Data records
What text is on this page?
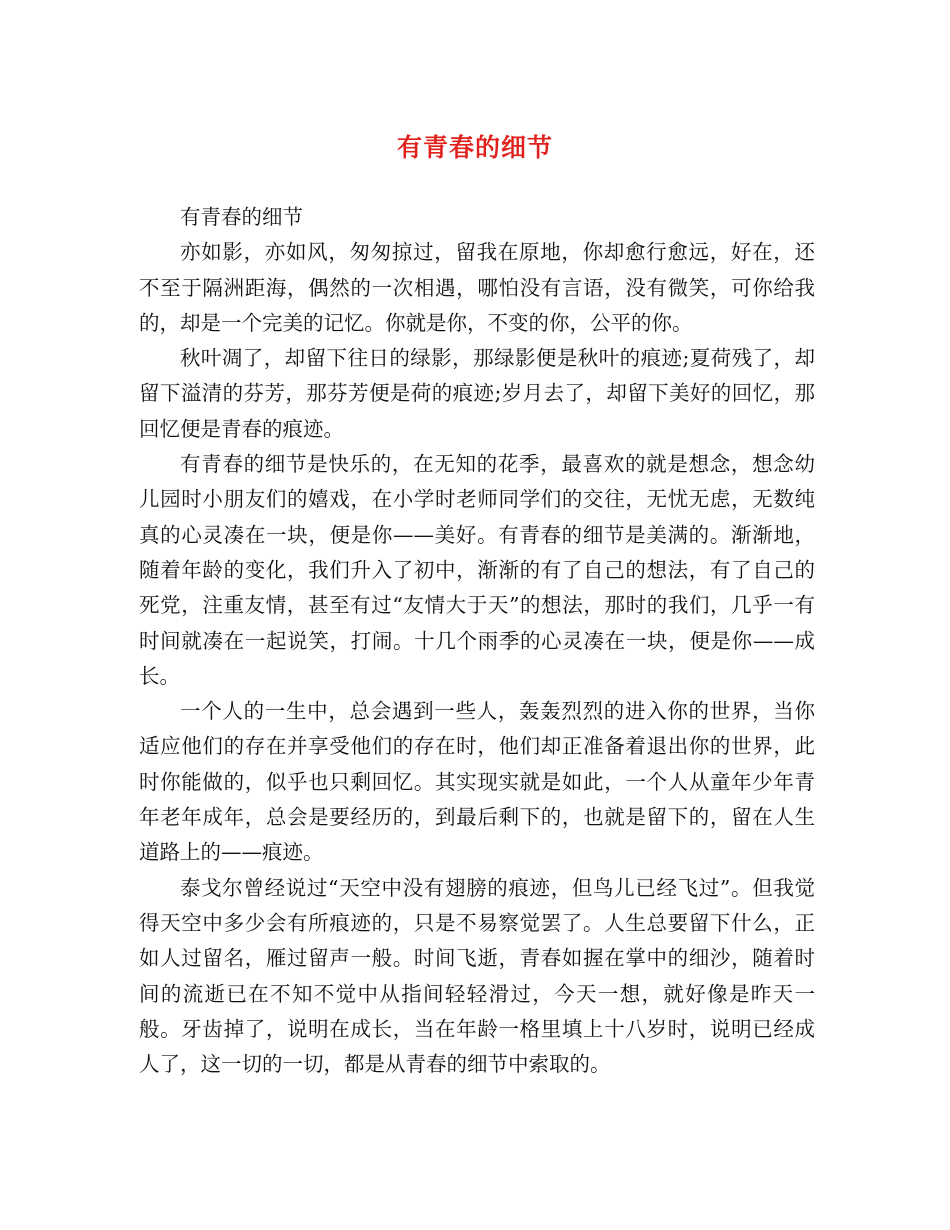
有青春的细节

有青春的细节

亦如影，亦如风，匆匆掠过，留我在原地，你却愈行愈远，好在，还不至于隔洲距海，偶然的一次相遇，哪怕没有言语，没有微笑，可你给我的，却是一个完美的记忆。你就是你，不变的你，公平的你。

秋叶凋了，却留下往日的绿影，那绿影便是秋叶的痕迹;夏荷残了，却留下溢清的芬芳，那芬芳便是荷的痕迹;岁月去了，却留下美好的回忆，那回忆便是青春的痕迹。

有青春的细节是快乐的，在无知的花季，最喜欢的就是想念，想念幼儿园时小朋友们的嬉戏，在小学时老师同学们的交往，无忧无虑，无数纯真的心灵凑在一块，便是你——美好。有青春的细节是美满的。渐渐地，随着年龄的变化，我们升入了初中，渐渐的有了自己的想法，有了自己的死党，注重友情，甚至有过“友情大于天”的想法，那时的我们，几乎一有时间就凑在一起说笑，打闹。十几个雨季的心灵凑在一块，便是你——成长。

一个人的一生中，总会遇到一些人，轰轰烈烈的进入你的世界，当你适应他们的存在并享受他们的存在时，他们却正准备着退出你的世界，此时你能做的，似乎也只剩回忆。其实现实就是如此，一个人从童年少年青年老年成年，总会是要经历的，到最后剩下的，也就是留下的，留在人生道路上的——痕迹。

泰戈尔曾经说过“天空中没有翅膀的痕迹，但鸟儿已经飞过”。但我觉得天空中多少会有所痕迹的，只是不易察觉罢了。人生总要留下什么，正如人过留名，雁过留声一般。时间飞逝，青春如握在掌中的细沙，随着时间的流逝已在不知不觉中从指间轻轻滑过，今天一想，就好像是昨天一般。牙齿掉了，说明在成长，当在年龄一格里填上十八岁时，说明已经成人了，这一切的一切，都是从青春的细节中索取的。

* _Task objective_: Each entry above should be reproduced exactly, with the pictures removed.

* _Right answer_:
What text is on this page?
有青春的细节

有青春的细节

亦如影，亦如风，匆匆掠过，留我在原地，你却愈行愈远，好在，还不至于隔洲距海，偶然的一次相遇，哪怕没有言语，没有微笑，可你给我的，却是一个完美的记忆。你就是你，不变的你，公平的你。

秋叶凋了，却留下往日的绿影，那绿影便是秋叶的痕迹;夏荷残了，却留下溢清的芬芳，那芬芳便是荷的痕迹;岁月去了，却留下美好的回忆，那回忆便是青春的痕迹。

有青春的细节是快乐的，在无知的花季，最喜欢的就是想念，想念幼儿园时小朋友们的嬉戏，在小学时老师同学们的交往，无忧无虑，无数纯真的心灵凑在一块，便是你——美好。有青春的细节是美满的。渐渐地，随着年龄的变化，我们升入了初中，渐渐的有了自己的想法，有了自己的死党，注重友情，甚至有过“友情大于天”的想法，那时的我们，几乎一有时间就凑在一起说笑，打闹。十几个雨季的心灵凑在一块，便是你——成长。

一个人的一生中，总会遇到一些人，轰轰烈烈的进入你的世界，当你适应他们的存在并享受他们的存在时，他们却正准备着退出你的世界，此时你能做的，似乎也只剩回忆。其实现实就是如此，一个人从童年少年青年老年成年，总会是要经历的，到最后剩下的，也就是留下的，留在人生道路上的——痕迹。

泰戈尔曾经说过“天空中没有翅膀的痕迹，但鸟儿已经飞过”。但我觉得天空中多少会有所痕迹的，只是不易察觉罢了。人生总要留下什么，正如人过留名，雁过留声一般。时间飞逝，青春如握在掌中的细沙，随着时间的流逝已在不知不觉中从指间轻轻滑过，今天一想，就好像是昨天一般。牙齿掉了，说明在成长，当在年龄一格里填上十八岁时，说明已经成人了，这一切的一切，都是从青春的细节中索取的。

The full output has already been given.